__INSTRUCTIONS FOR THE TASK__: Copy every line of the records below where the word "Davis" occurs.

__RECORDS PROVIDED__:
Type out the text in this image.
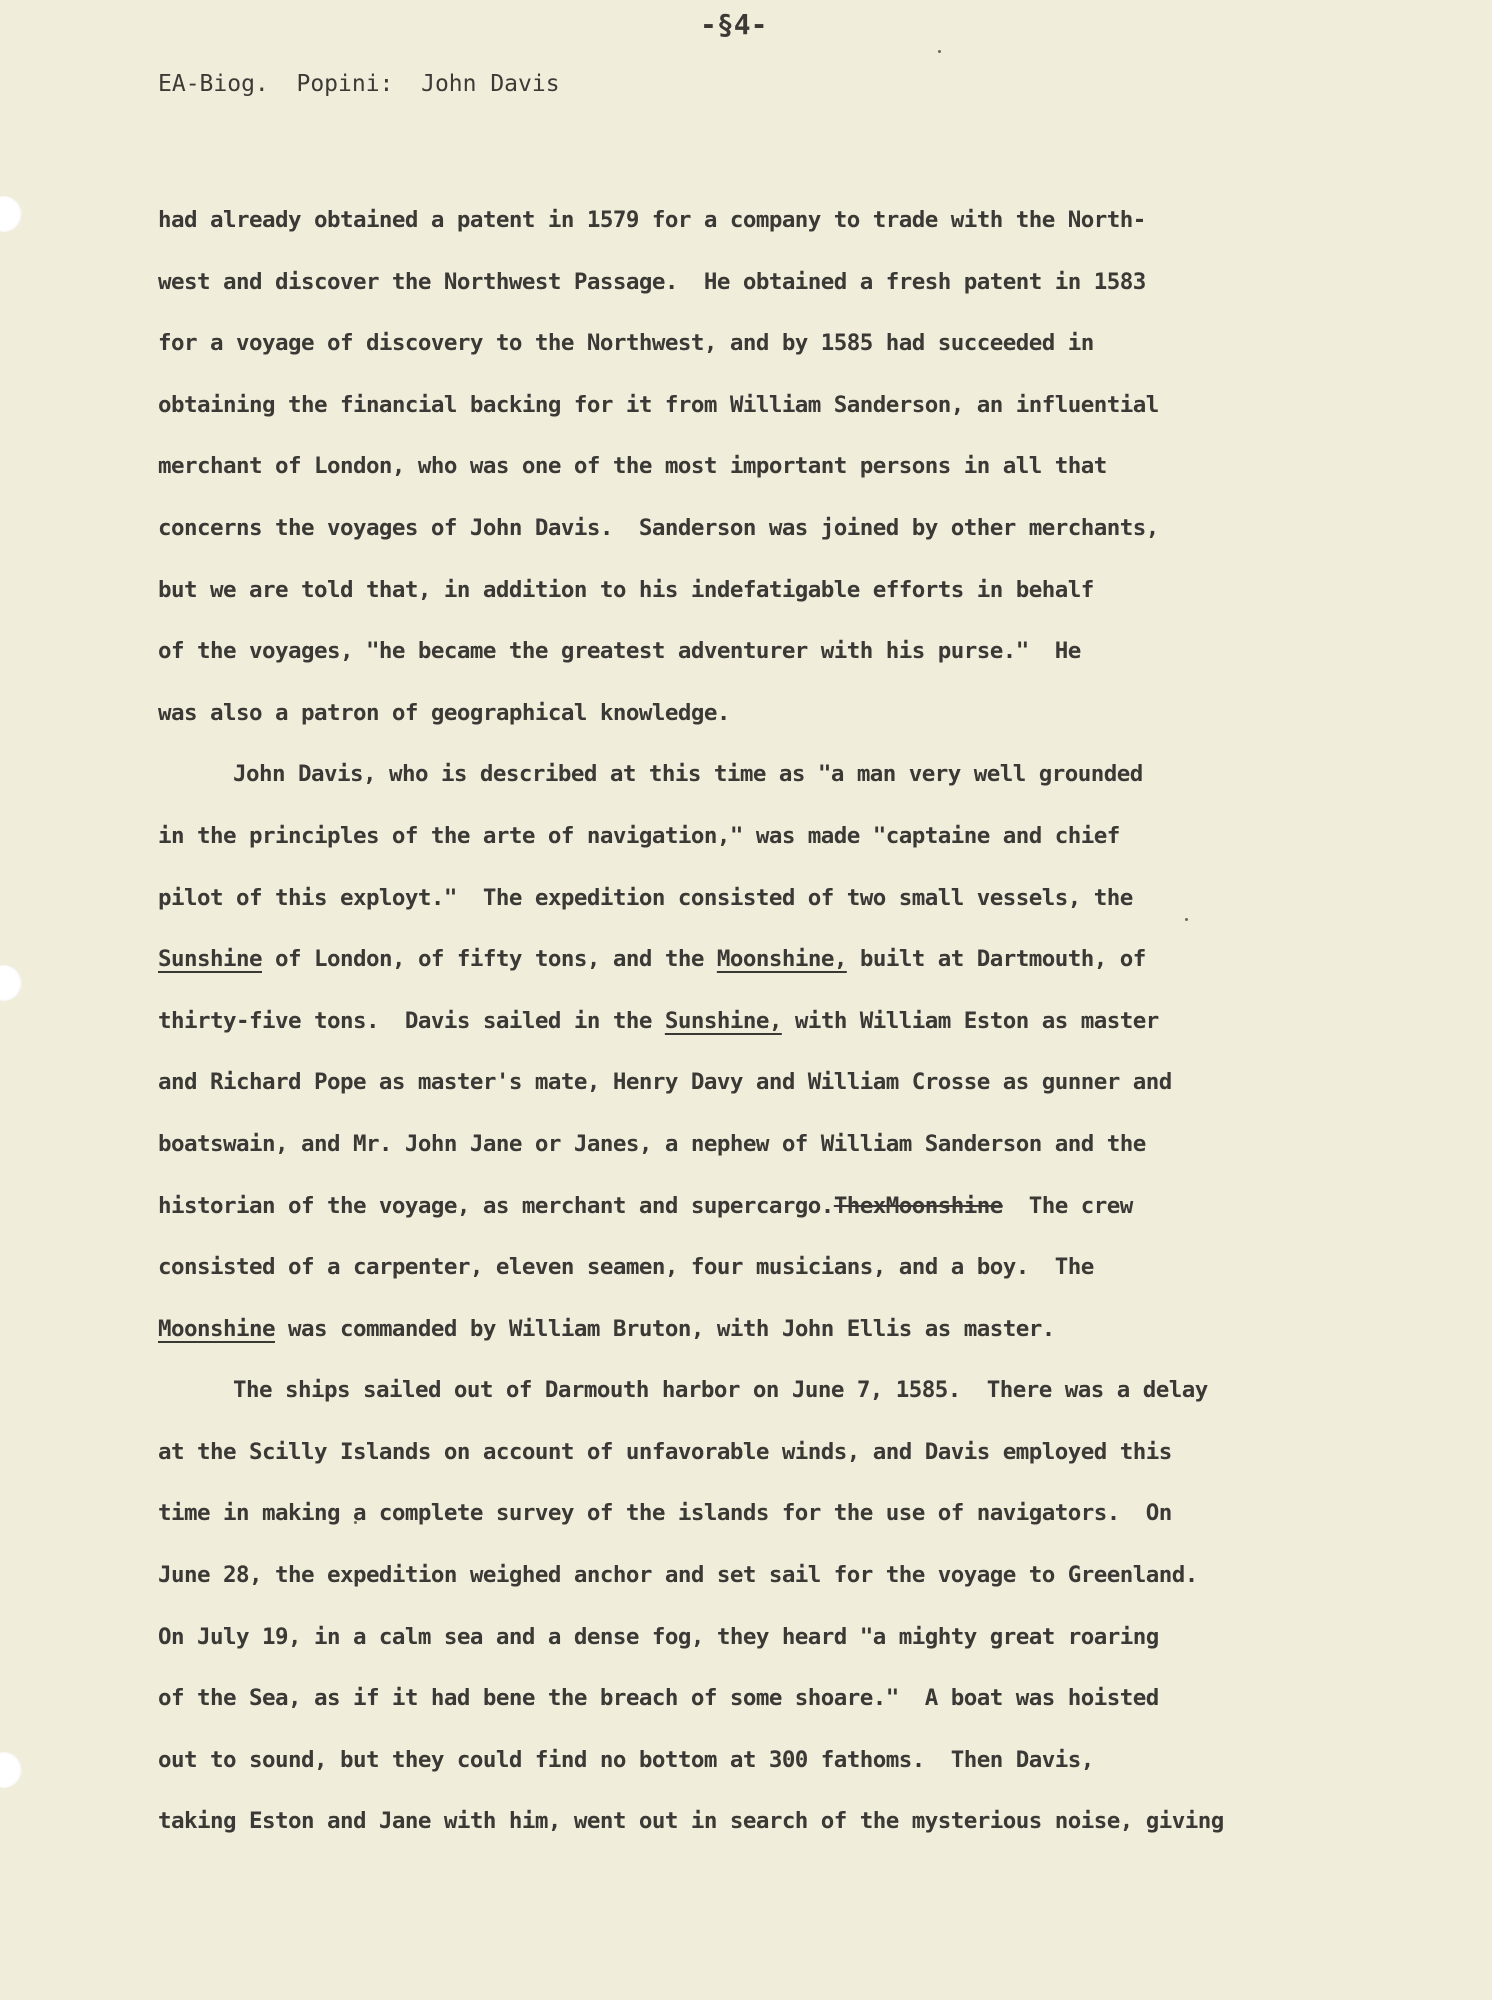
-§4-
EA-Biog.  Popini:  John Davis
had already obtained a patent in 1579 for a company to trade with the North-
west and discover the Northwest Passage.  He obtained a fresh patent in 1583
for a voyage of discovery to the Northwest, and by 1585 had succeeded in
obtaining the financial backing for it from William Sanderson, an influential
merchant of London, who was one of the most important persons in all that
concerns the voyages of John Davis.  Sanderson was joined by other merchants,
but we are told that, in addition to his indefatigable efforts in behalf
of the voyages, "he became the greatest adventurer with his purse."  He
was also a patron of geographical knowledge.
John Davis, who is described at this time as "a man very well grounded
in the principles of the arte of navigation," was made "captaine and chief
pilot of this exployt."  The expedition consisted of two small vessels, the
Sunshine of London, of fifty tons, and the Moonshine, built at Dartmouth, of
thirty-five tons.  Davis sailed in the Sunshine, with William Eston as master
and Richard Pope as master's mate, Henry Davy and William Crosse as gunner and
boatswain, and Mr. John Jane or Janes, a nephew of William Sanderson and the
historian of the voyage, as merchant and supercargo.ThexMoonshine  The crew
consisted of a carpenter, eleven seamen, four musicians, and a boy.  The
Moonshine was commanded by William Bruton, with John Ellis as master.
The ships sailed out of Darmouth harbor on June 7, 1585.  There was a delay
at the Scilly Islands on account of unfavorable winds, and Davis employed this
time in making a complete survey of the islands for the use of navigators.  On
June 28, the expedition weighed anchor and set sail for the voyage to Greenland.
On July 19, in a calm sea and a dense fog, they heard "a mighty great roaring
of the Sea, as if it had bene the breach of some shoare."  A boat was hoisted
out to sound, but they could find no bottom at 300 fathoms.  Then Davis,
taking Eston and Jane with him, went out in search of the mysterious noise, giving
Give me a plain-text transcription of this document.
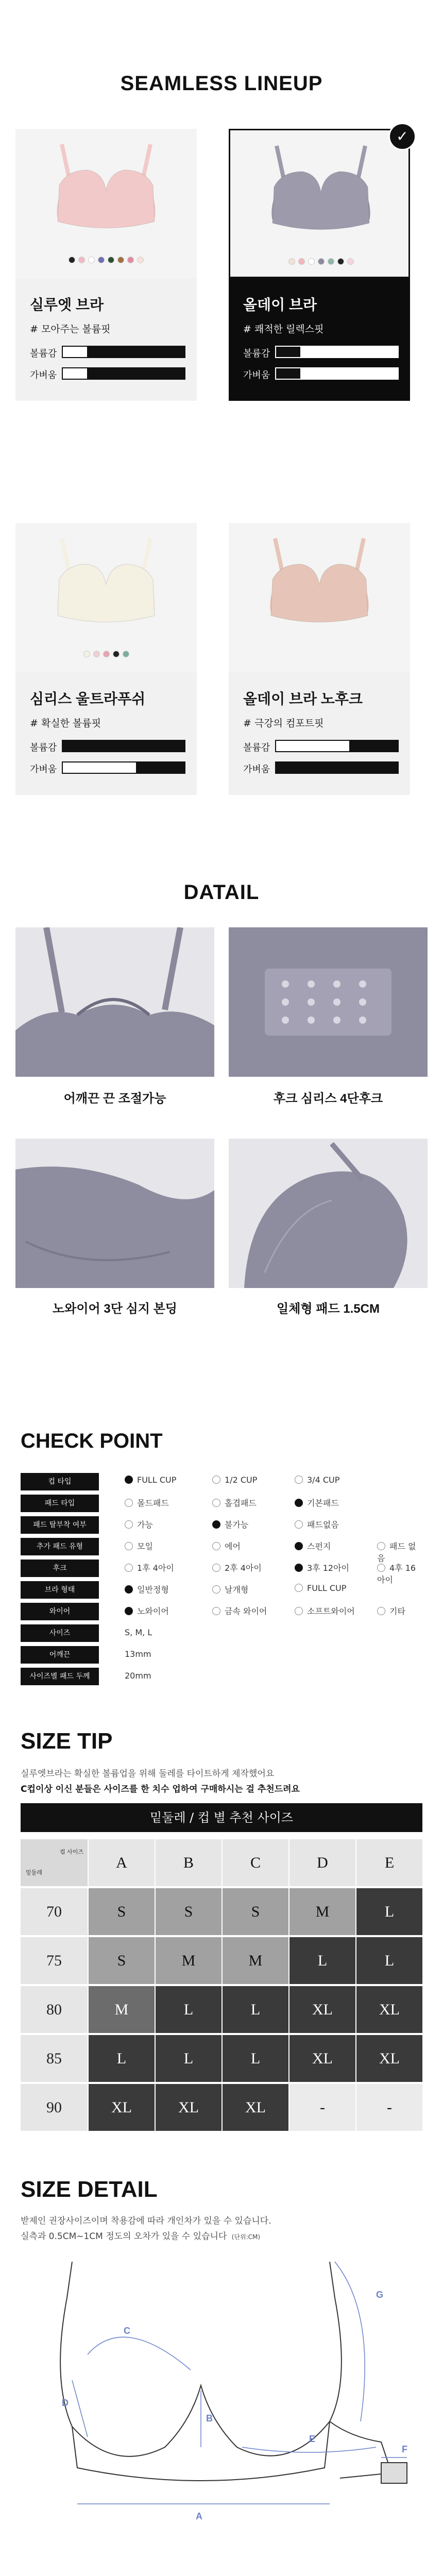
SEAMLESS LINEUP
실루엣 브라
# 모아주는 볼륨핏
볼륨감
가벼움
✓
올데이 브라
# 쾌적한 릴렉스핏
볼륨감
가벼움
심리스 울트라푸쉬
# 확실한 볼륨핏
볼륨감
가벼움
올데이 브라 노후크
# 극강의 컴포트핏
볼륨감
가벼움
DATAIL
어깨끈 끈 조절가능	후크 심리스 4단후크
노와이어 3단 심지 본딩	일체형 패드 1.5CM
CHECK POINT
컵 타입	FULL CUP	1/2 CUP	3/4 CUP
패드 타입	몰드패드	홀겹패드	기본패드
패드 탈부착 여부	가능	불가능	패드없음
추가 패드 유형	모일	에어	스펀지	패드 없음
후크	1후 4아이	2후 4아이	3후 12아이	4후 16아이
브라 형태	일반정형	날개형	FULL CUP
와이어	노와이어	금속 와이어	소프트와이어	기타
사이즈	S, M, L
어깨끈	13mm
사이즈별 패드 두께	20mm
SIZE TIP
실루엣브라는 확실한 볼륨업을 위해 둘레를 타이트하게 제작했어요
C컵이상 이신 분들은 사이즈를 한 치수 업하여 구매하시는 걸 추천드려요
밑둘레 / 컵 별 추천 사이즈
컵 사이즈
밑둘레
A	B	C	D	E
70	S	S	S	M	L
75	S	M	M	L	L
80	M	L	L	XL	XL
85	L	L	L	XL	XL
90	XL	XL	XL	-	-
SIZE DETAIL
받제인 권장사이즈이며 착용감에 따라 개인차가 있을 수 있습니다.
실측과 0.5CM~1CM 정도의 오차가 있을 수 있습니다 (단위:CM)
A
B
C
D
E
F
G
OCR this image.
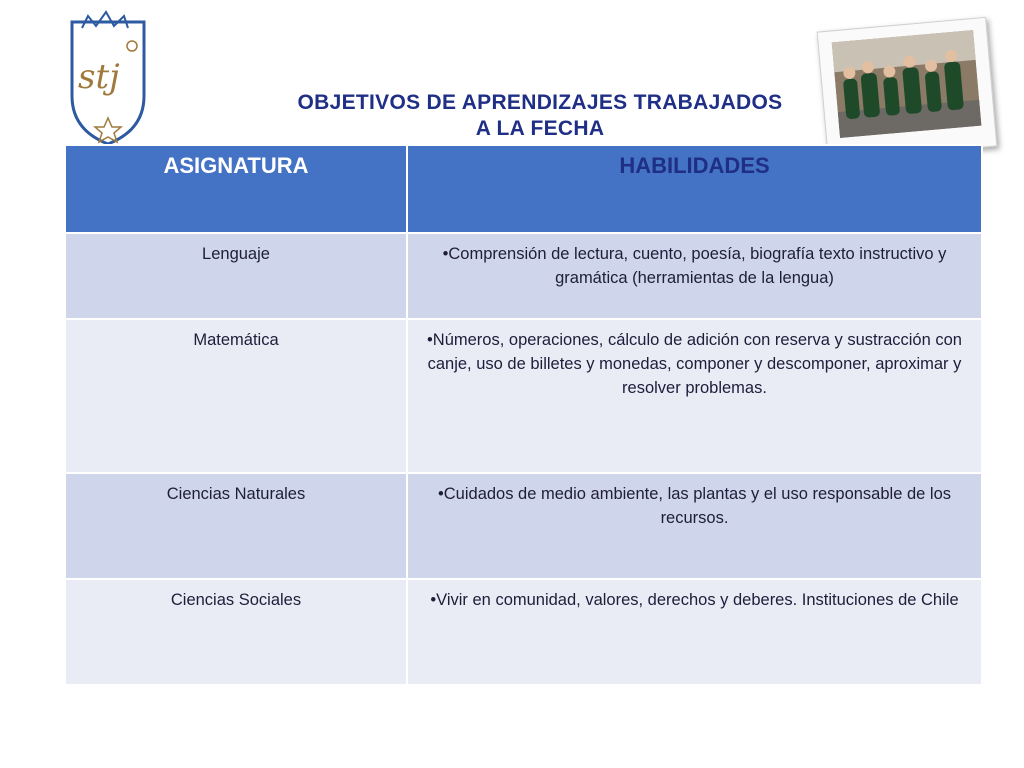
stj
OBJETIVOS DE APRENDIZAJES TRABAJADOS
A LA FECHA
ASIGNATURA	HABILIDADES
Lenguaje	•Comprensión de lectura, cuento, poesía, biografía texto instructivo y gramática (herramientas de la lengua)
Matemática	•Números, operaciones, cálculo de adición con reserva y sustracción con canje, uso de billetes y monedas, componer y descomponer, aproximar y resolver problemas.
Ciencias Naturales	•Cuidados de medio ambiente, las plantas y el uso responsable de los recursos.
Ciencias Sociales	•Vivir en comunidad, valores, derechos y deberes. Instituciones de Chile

__THE SOLUTION__:
EA-Biog.  Popini:  John Davis
concerns the voyages of John Davis.  Sanderson was joined by other merchants,
John Davis, who is described at this time as "a man very well grounded
thirty-five tons.  Davis sailed in the Sunshine, with William Eston as master
at the Scilly Islands on account of unfavorable winds, and Davis employed this
out to sound, but they could find no bottom at 300 fathoms.  Then Davis,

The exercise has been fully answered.